* **INPUT DATA**:
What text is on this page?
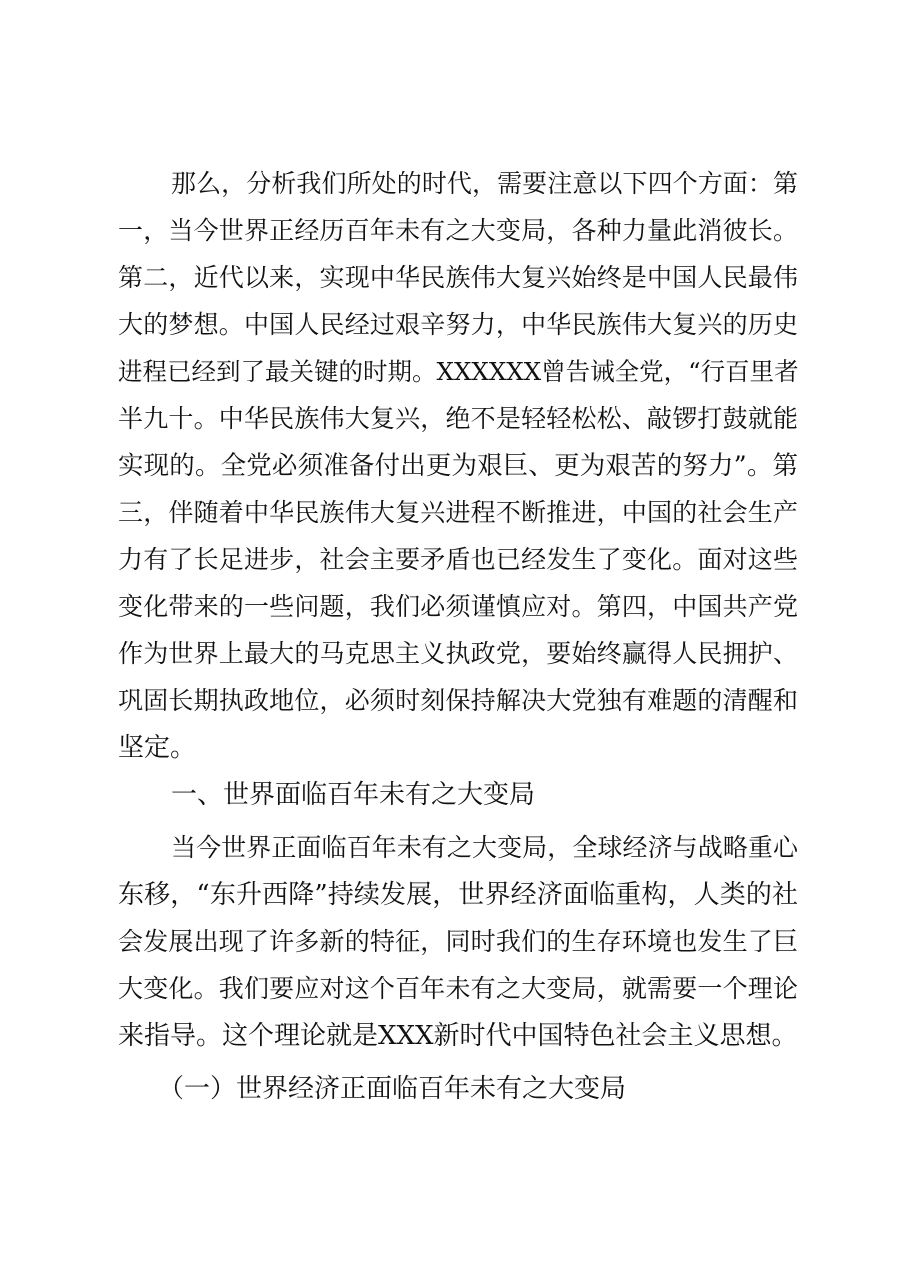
那么，分析我们所处的时代，需要注意以下四个方面：第
一，当今世界正经历百年未有之大变局，各种力量此消彼长。
第二，近代以来，实现中华民族伟大复兴始终是中国人民最伟
大的梦想。中国人民经过艰辛努力，中华民族伟大复兴的历史
进程已经到了最关键的时期。XXXXXX曾告诫全党，“行百里者
半九十。中华民族伟大复兴，绝不是轻轻松松、敲锣打鼓就能
实现的。全党必须准备付出更为艰巨、更为艰苦的努力”。第
三，伴随着中华民族伟大复兴进程不断推进，中国的社会生产
力有了长足进步，社会主要矛盾也已经发生了变化。面对这些
变化带来的一些问题，我们必须谨慎应对。第四，中国共产党
作为世界上最大的马克思主义执政党，要始终赢得人民拥护、
巩固长期执政地位，必须时刻保持解决大党独有难题的清醒和
坚定。
一、世界面临百年未有之大变局
当今世界正面临百年未有之大变局，全球经济与战略重心
东移，“东升西降”持续发展，世界经济面临重构，人类的社
会发展出现了许多新的特征，同时我们的生存环境也发生了巨
大变化。我们要应对这个百年未有之大变局，就需要一个理论
来指导。这个理论就是XXX新时代中国特色社会主义思想。
（一）世界经济正面临百年未有之大变局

* **PROBLEM DESCRIPTION**:
Copy every entry word for word, but omit the pictures.

* **TASK SOLUTION**:
What text is on this page?
那么，分析我们所处的时代，需要注意以下四个方面：第
一，当今世界正经历百年未有之大变局，各种力量此消彼长。
第二，近代以来，实现中华民族伟大复兴始终是中国人民最伟
大的梦想。中国人民经过艰辛努力，中华民族伟大复兴的历史
进程已经到了最关键的时期。XXXXXX曾告诫全党，“行百里者
半九十。中华民族伟大复兴，绝不是轻轻松松、敲锣打鼓就能
实现的。全党必须准备付出更为艰巨、更为艰苦的努力”。第
三，伴随着中华民族伟大复兴进程不断推进，中国的社会生产
力有了长足进步，社会主要矛盾也已经发生了变化。面对这些
变化带来的一些问题，我们必须谨慎应对。第四，中国共产党
作为世界上最大的马克思主义执政党，要始终赢得人民拥护、
巩固长期执政地位，必须时刻保持解决大党独有难题的清醒和
坚定。
一、世界面临百年未有之大变局
当今世界正面临百年未有之大变局，全球经济与战略重心
东移，“东升西降”持续发展，世界经济面临重构，人类的社
会发展出现了许多新的特征，同时我们的生存环境也发生了巨
大变化。我们要应对这个百年未有之大变局，就需要一个理论
来指导。这个理论就是XXX新时代中国特色社会主义思想。
（一）世界经济正面临百年未有之大变局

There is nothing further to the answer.